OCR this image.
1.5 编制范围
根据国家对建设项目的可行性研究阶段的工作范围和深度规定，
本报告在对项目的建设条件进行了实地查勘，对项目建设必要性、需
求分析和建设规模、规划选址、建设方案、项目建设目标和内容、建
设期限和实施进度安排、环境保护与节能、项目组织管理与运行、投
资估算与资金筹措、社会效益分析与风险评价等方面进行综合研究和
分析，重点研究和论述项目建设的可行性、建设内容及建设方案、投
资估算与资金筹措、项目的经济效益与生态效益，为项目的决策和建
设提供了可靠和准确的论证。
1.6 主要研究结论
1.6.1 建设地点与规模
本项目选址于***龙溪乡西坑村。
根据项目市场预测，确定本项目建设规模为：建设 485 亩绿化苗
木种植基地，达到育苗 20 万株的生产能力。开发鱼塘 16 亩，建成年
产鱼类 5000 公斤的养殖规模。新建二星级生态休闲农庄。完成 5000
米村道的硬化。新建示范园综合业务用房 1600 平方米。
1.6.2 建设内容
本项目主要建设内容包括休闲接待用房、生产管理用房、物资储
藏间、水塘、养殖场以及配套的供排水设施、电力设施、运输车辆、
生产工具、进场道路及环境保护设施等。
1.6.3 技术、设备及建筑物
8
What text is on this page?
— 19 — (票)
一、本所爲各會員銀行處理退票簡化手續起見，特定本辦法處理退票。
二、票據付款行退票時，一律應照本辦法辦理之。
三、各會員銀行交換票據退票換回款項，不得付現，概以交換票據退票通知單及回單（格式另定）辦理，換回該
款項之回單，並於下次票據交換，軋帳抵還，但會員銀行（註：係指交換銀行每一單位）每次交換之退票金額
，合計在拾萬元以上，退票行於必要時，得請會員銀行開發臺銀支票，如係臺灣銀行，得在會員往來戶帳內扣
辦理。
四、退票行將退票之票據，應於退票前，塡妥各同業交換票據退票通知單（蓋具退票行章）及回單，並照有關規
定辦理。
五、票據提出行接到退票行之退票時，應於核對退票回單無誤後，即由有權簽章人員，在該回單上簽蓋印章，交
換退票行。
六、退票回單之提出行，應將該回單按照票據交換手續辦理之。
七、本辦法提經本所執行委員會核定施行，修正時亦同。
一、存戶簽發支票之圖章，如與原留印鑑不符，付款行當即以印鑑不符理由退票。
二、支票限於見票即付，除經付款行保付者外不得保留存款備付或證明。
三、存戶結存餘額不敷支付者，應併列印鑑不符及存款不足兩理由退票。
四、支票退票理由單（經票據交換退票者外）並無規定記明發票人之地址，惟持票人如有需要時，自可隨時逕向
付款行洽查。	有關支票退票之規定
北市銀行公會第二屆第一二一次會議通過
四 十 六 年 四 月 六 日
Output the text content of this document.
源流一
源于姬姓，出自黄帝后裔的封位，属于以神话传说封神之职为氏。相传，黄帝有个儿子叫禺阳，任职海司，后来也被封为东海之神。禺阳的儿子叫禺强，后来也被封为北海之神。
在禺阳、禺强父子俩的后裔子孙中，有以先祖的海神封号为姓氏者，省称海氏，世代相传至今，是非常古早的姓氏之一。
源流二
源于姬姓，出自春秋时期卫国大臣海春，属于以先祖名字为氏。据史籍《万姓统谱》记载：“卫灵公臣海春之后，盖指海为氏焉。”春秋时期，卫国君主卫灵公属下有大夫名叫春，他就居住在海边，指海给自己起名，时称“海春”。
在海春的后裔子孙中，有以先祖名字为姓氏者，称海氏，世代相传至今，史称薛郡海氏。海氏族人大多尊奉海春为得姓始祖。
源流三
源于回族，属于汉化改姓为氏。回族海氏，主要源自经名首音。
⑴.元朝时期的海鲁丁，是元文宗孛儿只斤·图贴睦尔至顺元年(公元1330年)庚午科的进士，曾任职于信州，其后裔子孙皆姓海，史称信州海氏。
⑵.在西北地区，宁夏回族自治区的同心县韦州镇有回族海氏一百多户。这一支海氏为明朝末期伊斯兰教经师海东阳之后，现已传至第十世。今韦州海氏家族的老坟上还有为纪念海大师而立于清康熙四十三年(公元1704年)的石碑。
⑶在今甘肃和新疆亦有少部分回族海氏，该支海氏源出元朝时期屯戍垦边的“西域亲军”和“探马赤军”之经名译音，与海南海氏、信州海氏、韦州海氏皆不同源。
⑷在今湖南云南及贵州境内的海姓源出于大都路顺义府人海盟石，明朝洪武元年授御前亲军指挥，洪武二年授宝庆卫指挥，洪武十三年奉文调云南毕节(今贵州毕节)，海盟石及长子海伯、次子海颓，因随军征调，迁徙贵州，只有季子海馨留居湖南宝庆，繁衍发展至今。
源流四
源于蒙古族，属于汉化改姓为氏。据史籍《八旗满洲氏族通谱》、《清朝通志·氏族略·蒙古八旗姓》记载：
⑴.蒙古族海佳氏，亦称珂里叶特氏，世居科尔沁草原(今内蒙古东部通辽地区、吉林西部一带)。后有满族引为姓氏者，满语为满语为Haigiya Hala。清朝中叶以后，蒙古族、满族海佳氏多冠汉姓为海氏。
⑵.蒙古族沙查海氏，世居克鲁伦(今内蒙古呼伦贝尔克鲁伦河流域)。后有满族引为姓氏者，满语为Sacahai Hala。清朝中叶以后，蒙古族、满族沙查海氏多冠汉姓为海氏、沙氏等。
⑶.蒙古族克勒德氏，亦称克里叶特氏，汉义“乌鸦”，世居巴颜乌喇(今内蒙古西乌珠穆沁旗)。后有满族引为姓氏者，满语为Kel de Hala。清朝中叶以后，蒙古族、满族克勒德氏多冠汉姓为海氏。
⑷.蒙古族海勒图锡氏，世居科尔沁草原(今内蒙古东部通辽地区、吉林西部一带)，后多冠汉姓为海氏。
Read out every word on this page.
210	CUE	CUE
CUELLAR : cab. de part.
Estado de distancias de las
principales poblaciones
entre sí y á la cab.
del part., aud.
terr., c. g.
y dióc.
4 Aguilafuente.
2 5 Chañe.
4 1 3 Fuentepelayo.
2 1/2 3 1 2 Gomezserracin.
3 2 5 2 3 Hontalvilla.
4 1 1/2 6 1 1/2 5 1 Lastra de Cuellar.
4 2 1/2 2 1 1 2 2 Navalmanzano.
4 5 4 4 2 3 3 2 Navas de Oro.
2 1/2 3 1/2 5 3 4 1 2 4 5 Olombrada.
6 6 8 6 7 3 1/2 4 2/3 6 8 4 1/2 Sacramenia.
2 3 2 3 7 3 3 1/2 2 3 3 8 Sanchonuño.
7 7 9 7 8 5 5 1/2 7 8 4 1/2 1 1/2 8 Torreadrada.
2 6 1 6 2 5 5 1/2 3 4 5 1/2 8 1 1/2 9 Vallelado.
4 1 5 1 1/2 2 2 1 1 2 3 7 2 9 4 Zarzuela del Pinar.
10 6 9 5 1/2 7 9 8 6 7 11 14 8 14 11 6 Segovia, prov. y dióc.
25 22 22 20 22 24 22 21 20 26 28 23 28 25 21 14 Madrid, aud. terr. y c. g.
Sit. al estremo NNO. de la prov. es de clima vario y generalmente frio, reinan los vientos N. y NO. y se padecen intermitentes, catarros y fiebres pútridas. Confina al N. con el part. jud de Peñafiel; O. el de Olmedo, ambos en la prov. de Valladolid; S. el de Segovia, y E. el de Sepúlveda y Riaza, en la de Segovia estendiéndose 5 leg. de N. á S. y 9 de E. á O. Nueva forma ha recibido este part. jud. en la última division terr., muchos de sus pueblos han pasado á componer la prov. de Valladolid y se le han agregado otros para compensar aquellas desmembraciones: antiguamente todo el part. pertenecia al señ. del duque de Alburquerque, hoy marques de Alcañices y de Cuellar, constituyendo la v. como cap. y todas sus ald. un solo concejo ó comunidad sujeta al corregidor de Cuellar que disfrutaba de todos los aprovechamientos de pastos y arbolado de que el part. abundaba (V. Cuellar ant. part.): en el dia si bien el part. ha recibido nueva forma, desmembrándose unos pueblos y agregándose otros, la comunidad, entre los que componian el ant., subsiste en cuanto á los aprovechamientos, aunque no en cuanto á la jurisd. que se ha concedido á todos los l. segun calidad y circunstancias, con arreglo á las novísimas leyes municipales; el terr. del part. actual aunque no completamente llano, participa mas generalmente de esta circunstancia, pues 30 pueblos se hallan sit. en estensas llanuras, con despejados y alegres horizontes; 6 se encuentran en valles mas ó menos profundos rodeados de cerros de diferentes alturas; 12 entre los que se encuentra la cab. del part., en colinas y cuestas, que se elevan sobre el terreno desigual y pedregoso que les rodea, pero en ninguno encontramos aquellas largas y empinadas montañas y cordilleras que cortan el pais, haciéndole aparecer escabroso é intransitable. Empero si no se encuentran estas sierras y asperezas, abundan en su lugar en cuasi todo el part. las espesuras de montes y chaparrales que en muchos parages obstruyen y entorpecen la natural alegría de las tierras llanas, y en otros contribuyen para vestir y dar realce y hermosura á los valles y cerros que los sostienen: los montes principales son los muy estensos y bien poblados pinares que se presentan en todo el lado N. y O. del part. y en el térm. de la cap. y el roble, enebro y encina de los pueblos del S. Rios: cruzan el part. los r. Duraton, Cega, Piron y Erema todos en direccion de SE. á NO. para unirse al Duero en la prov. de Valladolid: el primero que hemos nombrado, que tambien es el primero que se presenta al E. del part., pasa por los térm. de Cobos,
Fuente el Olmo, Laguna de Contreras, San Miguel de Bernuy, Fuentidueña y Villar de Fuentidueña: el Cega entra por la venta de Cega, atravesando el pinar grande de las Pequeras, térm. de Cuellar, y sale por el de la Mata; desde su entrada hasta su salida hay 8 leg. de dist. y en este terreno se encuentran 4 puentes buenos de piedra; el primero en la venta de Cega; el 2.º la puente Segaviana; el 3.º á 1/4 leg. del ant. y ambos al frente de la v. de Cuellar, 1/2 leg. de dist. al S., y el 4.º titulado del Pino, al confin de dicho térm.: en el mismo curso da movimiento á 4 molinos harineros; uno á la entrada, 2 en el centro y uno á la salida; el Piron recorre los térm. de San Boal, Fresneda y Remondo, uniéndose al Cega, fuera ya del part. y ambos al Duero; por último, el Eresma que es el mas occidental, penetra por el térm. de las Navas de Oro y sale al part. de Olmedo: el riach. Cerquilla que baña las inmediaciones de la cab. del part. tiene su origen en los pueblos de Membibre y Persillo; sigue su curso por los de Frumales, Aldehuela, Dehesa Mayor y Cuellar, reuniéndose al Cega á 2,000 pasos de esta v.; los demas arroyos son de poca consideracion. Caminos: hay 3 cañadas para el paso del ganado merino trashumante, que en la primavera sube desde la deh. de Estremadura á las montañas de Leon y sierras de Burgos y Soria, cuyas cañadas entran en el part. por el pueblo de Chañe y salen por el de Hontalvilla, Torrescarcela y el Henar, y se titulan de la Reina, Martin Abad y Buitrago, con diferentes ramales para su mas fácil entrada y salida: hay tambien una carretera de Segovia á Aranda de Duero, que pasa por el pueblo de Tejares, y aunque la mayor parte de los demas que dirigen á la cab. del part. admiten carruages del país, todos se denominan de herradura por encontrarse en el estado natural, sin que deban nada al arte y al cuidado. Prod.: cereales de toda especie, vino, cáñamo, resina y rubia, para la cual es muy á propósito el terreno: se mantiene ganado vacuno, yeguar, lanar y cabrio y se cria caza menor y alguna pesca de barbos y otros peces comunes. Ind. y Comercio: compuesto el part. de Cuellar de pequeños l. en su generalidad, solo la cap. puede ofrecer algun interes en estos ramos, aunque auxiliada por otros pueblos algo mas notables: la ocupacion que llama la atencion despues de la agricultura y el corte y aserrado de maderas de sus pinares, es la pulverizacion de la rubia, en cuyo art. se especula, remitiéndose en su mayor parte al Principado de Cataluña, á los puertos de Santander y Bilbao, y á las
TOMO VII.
============================================================
» WHAT THE EXERCISE ASKS: Copy down every line of the entries containing the word "清朝中叶以后".

» OUTPUT OF THE TASK:
⑴.蒙古族海佳氏，亦称珂里叶特氏，世居科尔沁草原(今内蒙古东部通辽地区、吉林西部一带)。后有满族引为姓氏者，满语为满语为Haigiya Hala。清朝中叶以后，蒙古族、满族海佳氏多冠汉姓为海氏。
⑵.蒙古族沙查海氏，世居克鲁伦(今内蒙古呼伦贝尔克鲁伦河流域)。后有满族引为姓氏者，满语为Sacahai Hala。清朝中叶以后，蒙古族、满族沙查海氏多冠汉姓为海氏、沙氏等。
⑶.蒙古族克勒德氏，亦称克里叶特氏，汉义“乌鸦”，世居巴颜乌喇(今内蒙古西乌珠穆沁旗)。后有满族引为姓氏者，满语为Kel de Hala。清朝中叶以后，蒙古族、满族克勒德氏多冠汉姓为海氏。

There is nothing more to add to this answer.